- [CO NALEŻY ZROBIĆ]:
Odpowiedz krótko na pytania do fragmentu tekstu o suczce Daisy:
(a) Jakiej rasy jest Daisy?
(b) O której godzinie Daisy wskakuje do łóżka chłopca?
(c) Kogo Daisy powiadomiła, gdy chłopcu w nocy spadł cukier?

- [FRAGMENT TEKSTU]:
Pies dawał jej znaki. Matka od razu wiedziała, że coś jest nie tak
Podejmując decyzję o przygarnięciu psa, Troilowie mieli nadzieję, że stworzy on niezwykłą więź z ich synkiem. Nie spodziewali się jednak, że Daisy stanie się nie tylko jego najlepszym przyjacielem do wspólnego spania, ale także opiekunem. Kiedy pewnej nocy chłopcu choremu na cukrzycę typu 1 spadł cukier, suczka natychmiast powiadomiła jego mamę.
1. Przyjaźń dziecka z psem
Dwa lata temu Brittany Troilo wraz z mężem postanowili powiększyć rodzinę… o psa. Wybór padł na suczkę rasy rottweiler, która z miejsca zakochała się w ich synku. Od tamtej pory stali się wręcz nierozłączni.
- Ona nie ma go dość - mówi Brittany w rozmowie z The Dodo.
Nietypowa para całe dnie spędza na wspólnej zabawie, jednak dopiero w nocy zaczyna się prawdziwe show. Gdy tylko zegar wybije 20:30, a maluch idzie umyć zęby, Daisy od razu ładuje się do jego łóżka i czeka.

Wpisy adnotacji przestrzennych
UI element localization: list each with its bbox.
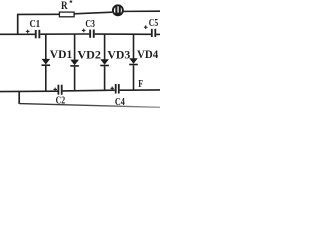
svg-text:VD1: VD1: [50, 47, 73, 61]
svg-text:F: F: [138, 78, 143, 90]
svg-text:C5: C5: [149, 17, 159, 29]
plus of C5: [144, 25, 148, 29]
svg-text:VD3: VD3: [107, 47, 130, 61]
wire top-left riser: [17, 14, 19, 34]
wire bottom rail left segment (input to C2): [0, 90, 58, 92]
svg-text:C3: C3: [85, 18, 95, 30]
capacitor C5: [151, 29, 156, 37]
plus of C1: [26, 30, 30, 34]
diode VD3: [100, 34, 109, 91]
label star of R: [69, 0, 73, 3]
diode VD4: [129, 34, 138, 90]
wire bottom-left riser: [18, 91, 20, 104]
wire top rail middle segment: [74, 12, 112, 14]
wire top rail left segment: [17, 13, 60, 15]
capacitor C1: [35, 30, 41, 39]
wire mid rail segment B (C1 to C3): [40, 33, 89, 35]
resistor R*: [59, 12, 74, 17]
svg-text:C1: C1: [30, 18, 41, 30]
svg-text:C2: C2: [56, 94, 66, 106]
wire top rail right segment: [124, 10, 161, 12]
plus of C2: [53, 88, 57, 92]
wire mid rail segment D (C5 to right edge): [156, 33, 160, 35]
diode VD2: [70, 34, 79, 91]
svg-text:C4: C4: [115, 96, 125, 108]
capacitor C3: [89, 30, 95, 38]
svg-text:VD2: VD2: [77, 47, 101, 61]
diode VD1: [42, 34, 51, 91]
wire left input to C1 (mid rail segment A): [0, 33, 35, 35]
capacitor C4: [115, 84, 120, 94]
wire lowest rail: [19, 104, 160, 108]
wire mid rail segment C (C3 to C5): [95, 33, 151, 35]
svg-text:VD4: VD4: [137, 47, 158, 61]
plus of C4: [110, 87, 114, 91]
lamp HL (flash tube): [113, 5, 123, 15]
capacitor C2: [58, 85, 63, 95]
wire bottom rail right segment (C4 to right edge): [120, 89, 160, 91]
wire bottom rail middle segment (C2 to C4): [63, 89, 115, 92]
svg-text:R: R: [61, 0, 68, 12]
plus of C3: [82, 29, 86, 33]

- [ROZWIĄZANIE]:
(a) Rottweiler.
(b) O 20:30.
(c) Jego mamę.